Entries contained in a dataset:
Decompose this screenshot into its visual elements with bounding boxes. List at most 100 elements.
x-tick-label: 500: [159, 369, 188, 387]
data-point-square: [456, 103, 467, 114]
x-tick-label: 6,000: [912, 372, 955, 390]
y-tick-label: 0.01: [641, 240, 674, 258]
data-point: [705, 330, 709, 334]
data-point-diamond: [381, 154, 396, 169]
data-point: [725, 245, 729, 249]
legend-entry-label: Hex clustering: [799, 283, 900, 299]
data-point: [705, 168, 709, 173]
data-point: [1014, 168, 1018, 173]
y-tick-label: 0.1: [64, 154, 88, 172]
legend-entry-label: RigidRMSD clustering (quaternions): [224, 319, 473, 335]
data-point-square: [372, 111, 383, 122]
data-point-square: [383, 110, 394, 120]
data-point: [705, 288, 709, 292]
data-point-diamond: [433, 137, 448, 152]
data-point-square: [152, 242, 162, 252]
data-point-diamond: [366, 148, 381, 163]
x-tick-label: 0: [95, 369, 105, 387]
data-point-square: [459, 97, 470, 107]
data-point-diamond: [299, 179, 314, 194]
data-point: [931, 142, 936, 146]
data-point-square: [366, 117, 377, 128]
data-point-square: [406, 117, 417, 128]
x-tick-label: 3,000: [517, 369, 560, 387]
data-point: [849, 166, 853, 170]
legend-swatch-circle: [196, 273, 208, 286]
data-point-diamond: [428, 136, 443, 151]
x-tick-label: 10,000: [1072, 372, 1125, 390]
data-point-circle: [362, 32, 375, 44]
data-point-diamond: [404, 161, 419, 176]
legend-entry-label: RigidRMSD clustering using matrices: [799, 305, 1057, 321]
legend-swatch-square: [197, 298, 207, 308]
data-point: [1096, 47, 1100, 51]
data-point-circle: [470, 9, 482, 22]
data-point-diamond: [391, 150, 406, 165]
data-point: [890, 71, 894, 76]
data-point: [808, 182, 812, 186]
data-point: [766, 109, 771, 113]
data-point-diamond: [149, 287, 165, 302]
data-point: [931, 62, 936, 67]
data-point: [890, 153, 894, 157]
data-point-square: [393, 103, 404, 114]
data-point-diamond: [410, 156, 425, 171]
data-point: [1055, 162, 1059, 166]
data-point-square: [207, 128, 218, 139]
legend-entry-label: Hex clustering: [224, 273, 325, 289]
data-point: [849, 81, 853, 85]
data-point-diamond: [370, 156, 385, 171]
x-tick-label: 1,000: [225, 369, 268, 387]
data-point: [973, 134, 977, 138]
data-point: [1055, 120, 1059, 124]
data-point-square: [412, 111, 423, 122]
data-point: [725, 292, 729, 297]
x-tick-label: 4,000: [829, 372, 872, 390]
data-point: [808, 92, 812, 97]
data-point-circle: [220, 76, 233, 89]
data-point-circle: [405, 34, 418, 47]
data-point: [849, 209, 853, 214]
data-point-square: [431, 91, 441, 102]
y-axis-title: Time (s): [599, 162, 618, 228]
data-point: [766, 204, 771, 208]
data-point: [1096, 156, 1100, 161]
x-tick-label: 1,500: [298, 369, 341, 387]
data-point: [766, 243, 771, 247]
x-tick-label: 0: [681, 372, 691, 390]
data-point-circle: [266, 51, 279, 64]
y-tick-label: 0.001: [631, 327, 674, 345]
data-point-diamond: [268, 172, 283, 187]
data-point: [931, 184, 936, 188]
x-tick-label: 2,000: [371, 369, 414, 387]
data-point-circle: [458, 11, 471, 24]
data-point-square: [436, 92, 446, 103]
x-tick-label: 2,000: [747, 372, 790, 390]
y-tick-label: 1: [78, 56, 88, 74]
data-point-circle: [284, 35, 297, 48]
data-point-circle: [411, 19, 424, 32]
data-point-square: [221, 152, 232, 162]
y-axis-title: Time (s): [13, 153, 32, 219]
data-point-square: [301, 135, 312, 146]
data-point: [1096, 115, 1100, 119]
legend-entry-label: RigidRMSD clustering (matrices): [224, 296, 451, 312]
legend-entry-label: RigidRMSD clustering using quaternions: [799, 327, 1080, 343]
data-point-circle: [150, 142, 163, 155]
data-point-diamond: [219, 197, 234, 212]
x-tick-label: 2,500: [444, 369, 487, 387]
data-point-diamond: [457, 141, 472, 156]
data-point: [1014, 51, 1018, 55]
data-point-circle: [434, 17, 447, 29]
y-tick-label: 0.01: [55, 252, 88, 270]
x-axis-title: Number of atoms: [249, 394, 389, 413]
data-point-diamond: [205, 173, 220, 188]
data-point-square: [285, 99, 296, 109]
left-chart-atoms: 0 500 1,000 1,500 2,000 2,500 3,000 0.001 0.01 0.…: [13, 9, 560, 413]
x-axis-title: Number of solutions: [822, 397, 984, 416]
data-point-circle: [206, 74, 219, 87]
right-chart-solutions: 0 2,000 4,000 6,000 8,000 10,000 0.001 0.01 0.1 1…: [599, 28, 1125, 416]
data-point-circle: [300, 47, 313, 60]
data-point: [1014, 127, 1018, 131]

REQUEST ▸ Reproduce all of the entries above word for word.

COMPLETE RESPONSE ▸
Decompose this screenshot into its visual elements with bounding boxes. List at most 100 elements.
x-tick-label: 500: [159, 369, 188, 387]
data-point-square: [456, 103, 467, 114]
x-tick-label: 6,000: [912, 372, 955, 390]
y-tick-label: 0.01: [641, 240, 674, 258]
data-point: [705, 330, 709, 334]
data-point-diamond: [381, 154, 396, 169]
data-point: [725, 245, 729, 249]
legend-entry-label: Hex clustering: [799, 283, 900, 299]
data-point: [705, 168, 709, 173]
data-point: [1014, 168, 1018, 173]
y-tick-label: 0.1: [64, 154, 88, 172]
legend-entry-label: RigidRMSD clustering (quaternions): [224, 319, 473, 335]
data-point-square: [372, 111, 383, 122]
data-point-square: [383, 110, 394, 120]
data-point: [705, 288, 709, 292]
data-point-diamond: [433, 137, 448, 152]
data-point-square: [152, 242, 162, 252]
data-point-diamond: [366, 148, 381, 163]
x-tick-label: 0: [95, 369, 105, 387]
data-point-square: [459, 97, 470, 107]
data-point-diamond: [299, 179, 314, 194]
data-point: [931, 142, 936, 146]
data-point-square: [366, 117, 377, 128]
data-point-square: [406, 117, 417, 128]
x-tick-label: 3,000: [517, 369, 560, 387]
data-point: [849, 166, 853, 170]
legend-swatch-circle: [196, 273, 208, 286]
data-point-diamond: [428, 136, 443, 151]
x-tick-label: 10,000: [1072, 372, 1125, 390]
data-point-circle: [362, 32, 375, 44]
data-point-diamond: [404, 161, 419, 176]
legend-entry-label: RigidRMSD clustering using matrices: [799, 305, 1057, 321]
legend-swatch-square: [197, 298, 207, 308]
data-point: [1096, 47, 1100, 51]
data-point-circle: [470, 9, 482, 22]
data-point-diamond: [391, 150, 406, 165]
data-point: [890, 71, 894, 76]
data-point: [808, 182, 812, 186]
data-point: [766, 109, 771, 113]
data-point-diamond: [149, 287, 165, 302]
data-point: [931, 62, 936, 67]
data-point: [890, 153, 894, 157]
data-point-square: [393, 103, 404, 114]
data-point-diamond: [410, 156, 425, 171]
data-point: [1055, 162, 1059, 166]
data-point-square: [207, 128, 218, 139]
legend-entry-label: Hex clustering: [224, 273, 325, 289]
data-point: [849, 81, 853, 85]
data-point-diamond: [370, 156, 385, 171]
x-tick-label: 1,000: [225, 369, 268, 387]
data-point: [973, 134, 977, 138]
data-point: [1055, 120, 1059, 124]
data-point-square: [412, 111, 423, 122]
data-point: [725, 292, 729, 297]
x-tick-label: 4,000: [829, 372, 872, 390]
data-point: [808, 92, 812, 97]
data-point-circle: [220, 76, 233, 89]
data-point-circle: [405, 34, 418, 47]
data-point: [849, 209, 853, 214]
data-point-square: [431, 91, 441, 102]
y-axis-title: Time (s): [599, 162, 618, 228]
data-point: [766, 204, 771, 208]
data-point: [1096, 156, 1100, 161]
x-tick-label: 1,500: [298, 369, 341, 387]
data-point: [766, 243, 771, 247]
x-tick-label: 0: [681, 372, 691, 390]
data-point-circle: [266, 51, 279, 64]
y-tick-label: 0.001: [631, 327, 674, 345]
data-point-diamond: [268, 172, 283, 187]
data-point: [931, 184, 936, 188]
x-tick-label: 2,000: [371, 369, 414, 387]
data-point-circle: [458, 11, 471, 24]
data-point-square: [436, 92, 446, 103]
x-tick-label: 2,000: [747, 372, 790, 390]
y-tick-label: 1: [78, 56, 88, 74]
data-point-circle: [284, 35, 297, 48]
data-point-circle: [411, 19, 424, 32]
data-point-square: [221, 152, 232, 162]
y-axis-title: Time (s): [13, 153, 32, 219]
data-point-square: [301, 135, 312, 146]
data-point: [1096, 115, 1100, 119]
legend-entry-label: RigidRMSD clustering (matrices): [224, 296, 451, 312]
legend-entry-label: RigidRMSD clustering using quaternions: [799, 327, 1080, 343]
data-point-circle: [150, 142, 163, 155]
data-point-diamond: [219, 197, 234, 212]
x-tick-label: 2,500: [444, 369, 487, 387]
data-point-diamond: [457, 141, 472, 156]
data-point: [1014, 51, 1018, 55]
data-point-circle: [434, 17, 447, 29]
y-tick-label: 0.01: [55, 252, 88, 270]
x-axis-title: Number of atoms: [249, 394, 389, 413]
data-point-diamond: [205, 173, 220, 188]
data-point-square: [285, 99, 296, 109]
left-chart-atoms: 0 500 1,000 1,500 2,000 2,500 3,000 0.001 0.01 0.…: [13, 9, 560, 413]
x-axis-title: Number of solutions: [822, 397, 984, 416]
data-point-circle: [206, 74, 219, 87]
right-chart-solutions: 0 2,000 4,000 6,000 8,000 10,000 0.001 0.01 0.1 1…: [599, 28, 1125, 416]
data-point-circle: [300, 47, 313, 60]
data-point: [1014, 127, 1018, 131]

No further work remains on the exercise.